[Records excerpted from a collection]
[start]
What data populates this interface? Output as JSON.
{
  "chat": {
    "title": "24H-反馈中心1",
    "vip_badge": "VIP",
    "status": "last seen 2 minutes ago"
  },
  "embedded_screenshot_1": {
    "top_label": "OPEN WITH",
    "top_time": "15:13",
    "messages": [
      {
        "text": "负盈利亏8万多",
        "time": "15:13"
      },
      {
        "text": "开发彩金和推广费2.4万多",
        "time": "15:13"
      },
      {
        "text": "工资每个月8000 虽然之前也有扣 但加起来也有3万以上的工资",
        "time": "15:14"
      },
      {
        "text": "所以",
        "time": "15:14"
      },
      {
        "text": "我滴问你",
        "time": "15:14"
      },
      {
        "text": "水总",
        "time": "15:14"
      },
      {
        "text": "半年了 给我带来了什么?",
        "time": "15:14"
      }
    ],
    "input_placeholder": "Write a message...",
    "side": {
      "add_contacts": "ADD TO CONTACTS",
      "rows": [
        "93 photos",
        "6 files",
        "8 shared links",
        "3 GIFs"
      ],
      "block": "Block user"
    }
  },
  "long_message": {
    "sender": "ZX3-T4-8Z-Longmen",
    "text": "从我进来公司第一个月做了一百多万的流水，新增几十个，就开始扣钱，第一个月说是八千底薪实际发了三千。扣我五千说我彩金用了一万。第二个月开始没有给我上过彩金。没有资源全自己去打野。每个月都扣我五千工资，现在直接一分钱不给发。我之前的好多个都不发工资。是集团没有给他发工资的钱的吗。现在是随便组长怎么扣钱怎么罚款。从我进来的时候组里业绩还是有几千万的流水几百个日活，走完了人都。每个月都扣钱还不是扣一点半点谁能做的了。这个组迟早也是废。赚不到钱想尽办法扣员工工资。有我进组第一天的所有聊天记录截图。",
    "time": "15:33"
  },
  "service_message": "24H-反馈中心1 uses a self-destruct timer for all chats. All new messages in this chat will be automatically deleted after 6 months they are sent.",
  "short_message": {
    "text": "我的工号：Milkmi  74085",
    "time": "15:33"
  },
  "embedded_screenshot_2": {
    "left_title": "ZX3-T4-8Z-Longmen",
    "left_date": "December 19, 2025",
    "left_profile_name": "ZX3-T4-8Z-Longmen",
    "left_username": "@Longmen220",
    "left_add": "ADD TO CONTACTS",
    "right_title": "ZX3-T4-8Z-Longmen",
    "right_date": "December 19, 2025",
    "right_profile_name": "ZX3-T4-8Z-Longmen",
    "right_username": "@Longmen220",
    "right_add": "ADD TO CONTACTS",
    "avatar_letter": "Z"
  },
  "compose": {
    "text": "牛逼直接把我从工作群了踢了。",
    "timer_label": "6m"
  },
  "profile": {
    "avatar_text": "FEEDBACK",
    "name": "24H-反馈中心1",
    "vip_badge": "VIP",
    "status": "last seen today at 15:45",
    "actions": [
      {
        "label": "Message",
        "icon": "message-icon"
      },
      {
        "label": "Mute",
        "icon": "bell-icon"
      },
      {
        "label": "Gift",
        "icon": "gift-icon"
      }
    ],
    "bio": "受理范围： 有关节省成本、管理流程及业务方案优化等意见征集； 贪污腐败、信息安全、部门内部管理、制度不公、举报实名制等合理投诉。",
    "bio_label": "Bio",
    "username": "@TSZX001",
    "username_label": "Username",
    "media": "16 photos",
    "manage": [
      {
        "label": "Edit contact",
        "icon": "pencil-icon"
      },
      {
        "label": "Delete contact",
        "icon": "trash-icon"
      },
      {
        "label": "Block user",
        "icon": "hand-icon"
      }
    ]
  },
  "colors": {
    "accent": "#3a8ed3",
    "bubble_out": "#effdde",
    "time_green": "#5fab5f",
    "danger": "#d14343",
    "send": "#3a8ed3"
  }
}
[end]
> _Exercise instructions_
Using the records above, pull out each line where the word "CONTACTS" occurs.

> _Answer for this exercise_
      "add_contacts": "ADD TO CONTACTS",
    "left_add": "ADD TO CONTACTS",
    "right_add": "ADD TO CONTACTS",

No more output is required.